■ **Stored dataset items**
※ ※ ※
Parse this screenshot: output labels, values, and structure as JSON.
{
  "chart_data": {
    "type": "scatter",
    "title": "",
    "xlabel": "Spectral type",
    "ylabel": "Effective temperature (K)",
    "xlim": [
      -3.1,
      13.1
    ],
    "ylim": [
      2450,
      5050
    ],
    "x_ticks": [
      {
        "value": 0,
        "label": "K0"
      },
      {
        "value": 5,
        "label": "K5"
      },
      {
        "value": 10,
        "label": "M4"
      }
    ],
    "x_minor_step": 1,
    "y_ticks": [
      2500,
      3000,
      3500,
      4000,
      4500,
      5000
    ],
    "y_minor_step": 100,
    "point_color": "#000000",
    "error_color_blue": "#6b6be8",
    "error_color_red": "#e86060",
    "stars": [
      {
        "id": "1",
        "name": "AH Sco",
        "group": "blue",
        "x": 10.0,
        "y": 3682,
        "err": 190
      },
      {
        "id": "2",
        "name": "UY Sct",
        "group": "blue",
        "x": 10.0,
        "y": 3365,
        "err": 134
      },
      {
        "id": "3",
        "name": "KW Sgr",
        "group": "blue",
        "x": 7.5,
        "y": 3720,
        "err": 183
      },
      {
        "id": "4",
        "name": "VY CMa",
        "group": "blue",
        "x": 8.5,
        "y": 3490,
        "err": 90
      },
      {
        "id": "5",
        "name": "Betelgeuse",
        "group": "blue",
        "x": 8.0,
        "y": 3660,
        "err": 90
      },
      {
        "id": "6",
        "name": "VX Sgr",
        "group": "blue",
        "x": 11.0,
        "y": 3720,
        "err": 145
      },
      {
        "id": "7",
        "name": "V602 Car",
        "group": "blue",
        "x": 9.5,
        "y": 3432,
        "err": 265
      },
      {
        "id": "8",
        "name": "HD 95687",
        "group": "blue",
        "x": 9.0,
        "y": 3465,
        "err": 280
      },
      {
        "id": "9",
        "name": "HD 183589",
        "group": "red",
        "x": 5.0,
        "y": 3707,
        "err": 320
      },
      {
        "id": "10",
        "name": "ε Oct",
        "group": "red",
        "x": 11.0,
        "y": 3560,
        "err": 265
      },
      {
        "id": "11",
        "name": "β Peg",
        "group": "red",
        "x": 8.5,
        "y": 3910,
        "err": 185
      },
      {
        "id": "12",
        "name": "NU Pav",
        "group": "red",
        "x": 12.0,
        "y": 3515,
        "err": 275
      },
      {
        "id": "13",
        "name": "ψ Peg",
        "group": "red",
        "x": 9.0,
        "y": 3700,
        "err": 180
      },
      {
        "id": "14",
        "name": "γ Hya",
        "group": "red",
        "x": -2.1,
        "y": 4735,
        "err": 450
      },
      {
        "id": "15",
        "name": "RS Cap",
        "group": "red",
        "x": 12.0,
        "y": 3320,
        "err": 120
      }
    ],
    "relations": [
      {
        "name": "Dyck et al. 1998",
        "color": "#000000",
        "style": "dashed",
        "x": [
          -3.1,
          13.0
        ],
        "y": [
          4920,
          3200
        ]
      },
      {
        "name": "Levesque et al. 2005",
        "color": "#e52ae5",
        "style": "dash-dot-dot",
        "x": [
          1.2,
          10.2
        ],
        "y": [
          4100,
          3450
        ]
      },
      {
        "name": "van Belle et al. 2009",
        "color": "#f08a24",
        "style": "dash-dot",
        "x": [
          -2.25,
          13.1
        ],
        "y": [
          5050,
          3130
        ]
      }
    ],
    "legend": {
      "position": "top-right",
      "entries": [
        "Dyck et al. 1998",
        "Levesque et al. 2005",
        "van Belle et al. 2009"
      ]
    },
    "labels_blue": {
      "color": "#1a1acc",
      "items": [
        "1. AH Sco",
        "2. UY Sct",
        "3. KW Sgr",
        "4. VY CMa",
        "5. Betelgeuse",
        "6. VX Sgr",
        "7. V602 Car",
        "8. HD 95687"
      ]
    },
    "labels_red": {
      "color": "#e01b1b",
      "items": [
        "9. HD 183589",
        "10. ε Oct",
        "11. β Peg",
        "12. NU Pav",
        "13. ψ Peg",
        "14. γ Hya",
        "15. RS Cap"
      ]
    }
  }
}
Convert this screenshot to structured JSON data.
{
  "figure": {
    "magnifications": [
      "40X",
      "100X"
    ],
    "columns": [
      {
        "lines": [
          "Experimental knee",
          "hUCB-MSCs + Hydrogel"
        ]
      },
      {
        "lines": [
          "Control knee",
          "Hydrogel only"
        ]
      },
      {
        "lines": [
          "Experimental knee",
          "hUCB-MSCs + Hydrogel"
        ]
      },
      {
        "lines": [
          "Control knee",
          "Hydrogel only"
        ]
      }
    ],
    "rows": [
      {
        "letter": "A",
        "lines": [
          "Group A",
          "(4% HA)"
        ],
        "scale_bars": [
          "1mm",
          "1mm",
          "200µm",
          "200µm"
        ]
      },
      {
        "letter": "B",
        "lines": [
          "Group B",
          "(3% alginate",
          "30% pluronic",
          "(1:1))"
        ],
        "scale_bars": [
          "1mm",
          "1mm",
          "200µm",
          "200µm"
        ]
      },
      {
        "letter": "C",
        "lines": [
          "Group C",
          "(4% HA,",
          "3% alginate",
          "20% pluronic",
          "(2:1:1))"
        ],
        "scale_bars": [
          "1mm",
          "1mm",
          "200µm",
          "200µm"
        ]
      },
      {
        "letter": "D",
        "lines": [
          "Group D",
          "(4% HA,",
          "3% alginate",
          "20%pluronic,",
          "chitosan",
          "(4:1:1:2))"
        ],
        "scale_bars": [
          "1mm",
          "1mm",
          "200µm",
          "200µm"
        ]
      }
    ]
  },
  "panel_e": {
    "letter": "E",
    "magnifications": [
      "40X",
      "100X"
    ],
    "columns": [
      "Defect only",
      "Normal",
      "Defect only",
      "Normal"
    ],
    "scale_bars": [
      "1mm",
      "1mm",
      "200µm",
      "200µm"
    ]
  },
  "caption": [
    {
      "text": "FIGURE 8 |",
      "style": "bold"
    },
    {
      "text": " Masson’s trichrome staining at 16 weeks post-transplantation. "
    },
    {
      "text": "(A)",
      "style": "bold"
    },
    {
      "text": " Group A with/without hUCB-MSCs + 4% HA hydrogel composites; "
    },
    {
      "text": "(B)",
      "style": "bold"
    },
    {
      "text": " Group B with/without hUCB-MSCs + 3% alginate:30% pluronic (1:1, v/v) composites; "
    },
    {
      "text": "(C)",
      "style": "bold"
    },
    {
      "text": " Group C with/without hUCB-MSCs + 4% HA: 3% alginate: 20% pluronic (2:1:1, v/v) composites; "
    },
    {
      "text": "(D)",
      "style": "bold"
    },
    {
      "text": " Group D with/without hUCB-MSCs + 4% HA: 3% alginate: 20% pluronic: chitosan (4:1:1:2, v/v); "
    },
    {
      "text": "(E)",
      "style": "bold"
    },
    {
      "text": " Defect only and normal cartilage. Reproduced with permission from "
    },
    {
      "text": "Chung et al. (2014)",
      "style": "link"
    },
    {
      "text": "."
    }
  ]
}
※ ※ ※
■ **Task brief**
Quote the listing in full, please, keeping every line exact.

■ **Response**
Parse this screenshot: output labels, values, and structure as JSON.
{
  "chart_data": {
    "type": "scatter",
    "title": "",
    "xlabel": "Spectral type",
    "ylabel": "Effective temperature (K)",
    "xlim": [
      -3.1,
      13.1
    ],
    "ylim": [
      2450,
      5050
    ],
    "x_ticks": [
      {
        "value": 0,
        "label": "K0"
      },
      {
        "value": 5,
        "label": "K5"
      },
      {
        "value": 10,
        "label": "M4"
      }
    ],
    "x_minor_step": 1,
    "y_ticks": [
      2500,
      3000,
      3500,
      4000,
      4500,
      5000
    ],
    "y_minor_step": 100,
    "point_color": "#000000",
    "error_color_blue": "#6b6be8",
    "error_color_red": "#e86060",
    "stars": [
      {
        "id": "1",
        "name": "AH Sco",
        "group": "blue",
        "x": 10.0,
        "y": 3682,
        "err": 190
      },
      {
        "id": "2",
        "name": "UY Sct",
        "group": "blue",
        "x": 10.0,
        "y": 3365,
        "err": 134
      },
      {
        "id": "3",
        "name": "KW Sgr",
        "group": "blue",
        "x": 7.5,
        "y": 3720,
        "err": 183
      },
      {
        "id": "4",
        "name": "VY CMa",
        "group": "blue",
        "x": 8.5,
        "y": 3490,
        "err": 90
      },
      {
        "id": "5",
        "name": "Betelgeuse",
        "group": "blue",
        "x": 8.0,
        "y": 3660,
        "err": 90
      },
      {
        "id": "6",
        "name": "VX Sgr",
        "group": "blue",
        "x": 11.0,
        "y": 3720,
        "err": 145
      },
      {
        "id": "7",
        "name": "V602 Car",
        "group": "blue",
        "x": 9.5,
        "y": 3432,
        "err": 265
      },
      {
        "id": "8",
        "name": "HD 95687",
        "group": "blue",
        "x": 9.0,
        "y": 3465,
        "err": 280
      },
      {
        "id": "9",
        "name": "HD 183589",
        "group": "red",
        "x": 5.0,
        "y": 3707,
        "err": 320
      },
      {
        "id": "10",
        "name": "ε Oct",
        "group": "red",
        "x": 11.0,
        "y": 3560,
        "err": 265
      },
      {
        "id": "11",
        "name": "β Peg",
        "group": "red",
        "x": 8.5,
        "y": 3910,
        "err": 185
      },
      {
        "id": "12",
        "name": "NU Pav",
        "group": "red",
        "x": 12.0,
        "y": 3515,
        "err": 275
      },
      {
        "id": "13",
        "name": "ψ Peg",
        "group": "red",
        "x": 9.0,
        "y": 3700,
        "err": 180
      },
      {
        "id": "14",
        "name": "γ Hya",
        "group": "red",
        "x": -2.1,
        "y": 4735,
        "err": 450
      },
      {
        "id": "15",
        "name": "RS Cap",
        "group": "red",
        "x": 12.0,
        "y": 3320,
        "err": 120
      }
    ],
    "relations": [
      {
        "name": "Dyck et al. 1998",
        "color": "#000000",
        "style": "dashed",
        "x": [
          -3.1,
          13.0
        ],
        "y": [
          4920,
          3200
        ]
      },
      {
        "name": "Levesque et al. 2005",
        "color": "#e52ae5",
        "style": "dash-dot-dot",
        "x": [
          1.2,
          10.2
        ],
        "y": [
          4100,
          3450
        ]
      },
      {
        "name": "van Belle et al. 2009",
        "color": "#f08a24",
        "style": "dash-dot",
        "x": [
          -2.25,
          13.1
        ],
        "y": [
          5050,
          3130
        ]
      }
    ],
    "legend": {
      "position": "top-right",
      "entries": [
        "Dyck et al. 1998",
        "Levesque et al. 2005",
        "van Belle et al. 2009"
      ]
    },
    "labels_blue": {
      "color": "#1a1acc",
      "items": [
        "1. AH Sco",
        "2. UY Sct",
        "3. KW Sgr",
        "4. VY CMa",
        "5. Betelgeuse",
        "6. VX Sgr",
        "7. V602 Car",
        "8. HD 95687"
      ]
    },
    "labels_red": {
      "color": "#e01b1b",
      "items": [
        "9. HD 183589",
        "10. ε Oct",
        "11. β Peg",
        "12. NU Pav",
        "13. ψ Peg",
        "14. γ Hya",
        "15. RS Cap"
      ]
    }
  }
}
Convert this screenshot to structured JSON data.
{
  "figure": {
    "magnifications": [
      "40X",
      "100X"
    ],
    "columns": [
      {
        "lines": [
          "Experimental knee",
          "hUCB-MSCs + Hydrogel"
        ]
      },
      {
        "lines": [
          "Control knee",
          "Hydrogel only"
        ]
      },
      {
        "lines": [
          "Experimental knee",
          "hUCB-MSCs + Hydrogel"
        ]
      },
      {
        "lines": [
          "Control knee",
          "Hydrogel only"
        ]
      }
    ],
    "rows": [
      {
        "letter": "A",
        "lines": [
          "Group A",
          "(4% HA)"
        ],
        "scale_bars": [
          "1mm",
          "1mm",
          "200µm",
          "200µm"
        ]
      },
      {
        "letter": "B",
        "lines": [
          "Group B",
          "(3% alginate",
          "30% pluronic",
          "(1:1))"
        ],
        "scale_bars": [
          "1mm",
          "1mm",
          "200µm",
          "200µm"
        ]
      },
      {
        "letter": "C",
        "lines": [
          "Group C",
          "(4% HA,",
          "3% alginate",
          "20% pluronic",
          "(2:1:1))"
        ],
        "scale_bars": [
          "1mm",
          "1mm",
          "200µm",
          "200µm"
        ]
      },
      {
        "letter": "D",
        "lines": [
          "Group D",
          "(4% HA,",
          "3% alginate",
          "20%pluronic,",
          "chitosan",
          "(4:1:1:2))"
        ],
        "scale_bars": [
          "1mm",
          "1mm",
          "200µm",
          "200µm"
        ]
      }
    ]
  },
  "panel_e": {
    "letter": "E",
    "magnifications": [
      "40X",
      "100X"
    ],
    "columns": [
      "Defect only",
      "Normal",
      "Defect only",
      "Normal"
    ],
    "scale_bars": [
      "1mm",
      "1mm",
      "200µm",
      "200µm"
    ]
  },
  "caption": [
    {
      "text": "FIGURE 8 |",
      "style": "bold"
    },
    {
      "text": " Masson’s trichrome staining at 16 weeks post-transplantation. "
    },
    {
      "text": "(A)",
      "style": "bold"
    },
    {
      "text": " Group A with/without hUCB-MSCs + 4% HA hydrogel composites; "
    },
    {
      "text": "(B)",
      "style": "bold"
    },
    {
      "text": " Group B with/without hUCB-MSCs + 3% alginate:30% pluronic (1:1, v/v) composites; "
    },
    {
      "text": "(C)",
      "style": "bold"
    },
    {
      "text": " Group C with/without hUCB-MSCs + 4% HA: 3% alginate: 20% pluronic (2:1:1, v/v) composites; "
    },
    {
      "text": "(D)",
      "style": "bold"
    },
    {
      "text": " Group D with/without hUCB-MSCs + 4% HA: 3% alginate: 20% pluronic: chitosan (4:1:1:2, v/v); "
    },
    {
      "text": "(E)",
      "style": "bold"
    },
    {
      "text": " Defect only and normal cartilage. Reproduced with permission from "
    },
    {
      "text": "Chung et al. (2014)",
      "style": "link"
    },
    {
      "text": "."
    }
  ]
}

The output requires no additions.